__Input data__.
*** Begin section ***
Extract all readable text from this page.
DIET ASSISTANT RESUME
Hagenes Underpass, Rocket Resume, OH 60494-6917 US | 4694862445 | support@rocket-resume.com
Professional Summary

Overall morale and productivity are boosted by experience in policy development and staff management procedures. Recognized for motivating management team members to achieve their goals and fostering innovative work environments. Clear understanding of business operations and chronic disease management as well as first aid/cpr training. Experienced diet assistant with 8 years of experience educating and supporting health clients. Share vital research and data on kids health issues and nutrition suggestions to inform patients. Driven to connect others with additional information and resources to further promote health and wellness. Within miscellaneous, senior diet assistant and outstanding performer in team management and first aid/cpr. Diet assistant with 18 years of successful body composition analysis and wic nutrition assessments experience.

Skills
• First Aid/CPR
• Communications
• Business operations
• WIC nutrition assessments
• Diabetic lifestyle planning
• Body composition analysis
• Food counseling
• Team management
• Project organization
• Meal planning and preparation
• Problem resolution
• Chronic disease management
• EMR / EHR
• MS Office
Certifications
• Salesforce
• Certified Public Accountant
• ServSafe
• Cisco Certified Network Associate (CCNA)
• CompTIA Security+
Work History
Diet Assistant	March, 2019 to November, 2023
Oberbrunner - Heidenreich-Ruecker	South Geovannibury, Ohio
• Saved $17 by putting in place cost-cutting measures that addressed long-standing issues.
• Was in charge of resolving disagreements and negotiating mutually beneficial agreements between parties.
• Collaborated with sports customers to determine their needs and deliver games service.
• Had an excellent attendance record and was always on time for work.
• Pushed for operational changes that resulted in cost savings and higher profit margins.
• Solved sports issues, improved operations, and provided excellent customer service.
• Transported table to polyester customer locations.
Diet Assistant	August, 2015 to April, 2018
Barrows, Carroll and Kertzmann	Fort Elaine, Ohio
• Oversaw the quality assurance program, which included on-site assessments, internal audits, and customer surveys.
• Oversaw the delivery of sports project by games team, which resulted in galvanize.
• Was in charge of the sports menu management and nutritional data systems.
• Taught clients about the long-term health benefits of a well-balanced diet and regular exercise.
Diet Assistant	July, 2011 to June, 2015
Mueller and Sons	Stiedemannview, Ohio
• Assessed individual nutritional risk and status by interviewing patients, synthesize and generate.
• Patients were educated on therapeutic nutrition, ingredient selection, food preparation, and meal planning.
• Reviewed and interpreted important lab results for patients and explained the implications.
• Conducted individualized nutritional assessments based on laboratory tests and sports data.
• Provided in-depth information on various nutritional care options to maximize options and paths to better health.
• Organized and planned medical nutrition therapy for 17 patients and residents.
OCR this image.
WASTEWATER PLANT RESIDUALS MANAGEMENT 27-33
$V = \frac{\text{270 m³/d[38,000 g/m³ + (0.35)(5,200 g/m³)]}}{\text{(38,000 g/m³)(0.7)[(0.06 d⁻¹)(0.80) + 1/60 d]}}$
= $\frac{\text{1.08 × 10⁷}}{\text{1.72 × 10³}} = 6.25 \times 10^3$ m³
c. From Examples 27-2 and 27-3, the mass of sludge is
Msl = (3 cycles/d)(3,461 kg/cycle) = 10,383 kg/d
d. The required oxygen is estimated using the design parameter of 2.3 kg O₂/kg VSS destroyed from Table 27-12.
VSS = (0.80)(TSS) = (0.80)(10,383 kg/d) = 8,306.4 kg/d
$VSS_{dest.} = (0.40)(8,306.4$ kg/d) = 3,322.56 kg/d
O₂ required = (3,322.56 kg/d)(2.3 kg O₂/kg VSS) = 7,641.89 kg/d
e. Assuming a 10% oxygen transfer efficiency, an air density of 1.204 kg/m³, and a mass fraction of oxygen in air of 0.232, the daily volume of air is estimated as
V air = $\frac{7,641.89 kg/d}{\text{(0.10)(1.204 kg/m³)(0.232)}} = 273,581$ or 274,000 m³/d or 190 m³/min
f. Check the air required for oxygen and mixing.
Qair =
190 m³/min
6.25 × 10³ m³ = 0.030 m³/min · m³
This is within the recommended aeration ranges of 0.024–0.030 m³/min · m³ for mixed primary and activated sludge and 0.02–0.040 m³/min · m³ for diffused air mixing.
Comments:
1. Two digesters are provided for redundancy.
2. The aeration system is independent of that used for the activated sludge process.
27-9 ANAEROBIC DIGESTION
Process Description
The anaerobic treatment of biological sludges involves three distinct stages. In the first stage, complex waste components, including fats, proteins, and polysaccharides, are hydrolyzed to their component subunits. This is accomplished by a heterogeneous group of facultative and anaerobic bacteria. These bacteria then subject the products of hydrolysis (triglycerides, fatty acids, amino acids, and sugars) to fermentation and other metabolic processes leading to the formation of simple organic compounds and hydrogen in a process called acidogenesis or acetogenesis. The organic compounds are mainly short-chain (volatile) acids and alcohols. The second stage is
*** End section ***
__Problem description__. Copy each line of the data above that holds "charge".

__Answer space__.
• Was in charge of resolving disagreements and negotiating mutually beneficial agreements between parties.
• Was in charge of the sports menu management and nutritional data systems.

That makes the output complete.